→ Written task
Copy verbatim the records below, starting at the first line and ending with the line that contains "a-series-line-pu-v3-0 [142, 70, 1197, 636]", both included.

→ Task input
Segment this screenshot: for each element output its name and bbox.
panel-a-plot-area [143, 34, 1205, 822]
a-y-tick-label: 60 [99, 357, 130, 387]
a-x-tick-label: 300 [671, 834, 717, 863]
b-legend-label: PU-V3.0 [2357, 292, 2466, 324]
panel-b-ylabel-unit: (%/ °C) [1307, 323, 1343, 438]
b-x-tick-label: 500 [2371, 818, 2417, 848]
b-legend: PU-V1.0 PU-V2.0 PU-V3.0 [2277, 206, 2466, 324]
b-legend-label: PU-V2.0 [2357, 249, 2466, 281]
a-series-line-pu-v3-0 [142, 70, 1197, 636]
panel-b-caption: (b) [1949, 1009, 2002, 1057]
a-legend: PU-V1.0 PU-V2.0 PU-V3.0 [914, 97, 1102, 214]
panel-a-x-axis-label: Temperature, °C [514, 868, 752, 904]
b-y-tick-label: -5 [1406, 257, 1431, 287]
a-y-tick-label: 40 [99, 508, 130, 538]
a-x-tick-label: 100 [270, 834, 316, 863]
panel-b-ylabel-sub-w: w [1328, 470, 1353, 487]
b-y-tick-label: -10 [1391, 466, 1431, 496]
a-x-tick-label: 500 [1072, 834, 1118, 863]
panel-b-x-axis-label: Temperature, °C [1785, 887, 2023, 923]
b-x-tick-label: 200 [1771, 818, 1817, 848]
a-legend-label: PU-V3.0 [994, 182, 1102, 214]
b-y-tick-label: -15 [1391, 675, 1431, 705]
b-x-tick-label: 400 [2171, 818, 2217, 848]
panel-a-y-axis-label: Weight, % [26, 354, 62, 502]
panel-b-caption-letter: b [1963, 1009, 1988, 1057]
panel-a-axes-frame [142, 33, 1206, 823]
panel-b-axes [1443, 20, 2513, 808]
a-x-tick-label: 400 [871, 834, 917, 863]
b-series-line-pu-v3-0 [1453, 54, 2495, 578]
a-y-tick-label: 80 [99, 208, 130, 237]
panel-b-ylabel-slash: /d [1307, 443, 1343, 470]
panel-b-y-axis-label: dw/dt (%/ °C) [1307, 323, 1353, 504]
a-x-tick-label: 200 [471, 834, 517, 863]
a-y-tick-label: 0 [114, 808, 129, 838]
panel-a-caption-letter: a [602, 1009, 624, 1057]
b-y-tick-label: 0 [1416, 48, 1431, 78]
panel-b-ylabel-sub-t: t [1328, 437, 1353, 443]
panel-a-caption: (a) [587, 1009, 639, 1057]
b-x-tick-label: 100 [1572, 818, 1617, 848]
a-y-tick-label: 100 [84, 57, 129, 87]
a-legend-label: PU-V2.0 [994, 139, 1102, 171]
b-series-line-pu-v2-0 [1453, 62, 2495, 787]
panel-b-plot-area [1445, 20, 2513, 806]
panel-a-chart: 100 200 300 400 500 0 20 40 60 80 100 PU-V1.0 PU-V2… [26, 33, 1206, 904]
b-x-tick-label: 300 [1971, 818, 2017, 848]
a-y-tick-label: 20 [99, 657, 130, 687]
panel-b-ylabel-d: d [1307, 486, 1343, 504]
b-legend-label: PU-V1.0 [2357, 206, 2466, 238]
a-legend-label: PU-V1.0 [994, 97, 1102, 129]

→ Answer to this exercise
Segment this screenshot: for each element output its name and bbox.
panel-a-plot-area [143, 34, 1205, 822]
a-y-tick-label: 60 [99, 357, 130, 387]
a-x-tick-label: 300 [671, 834, 717, 863]
b-legend-label: PU-V3.0 [2357, 292, 2466, 324]
panel-b-ylabel-unit: (%/ °C) [1307, 323, 1343, 438]
b-x-tick-label: 500 [2371, 818, 2417, 848]
b-legend: PU-V1.0 PU-V2.0 PU-V3.0 [2277, 206, 2466, 324]
b-legend-label: PU-V2.0 [2357, 249, 2466, 281]
a-series-line-pu-v3-0 [142, 70, 1197, 636]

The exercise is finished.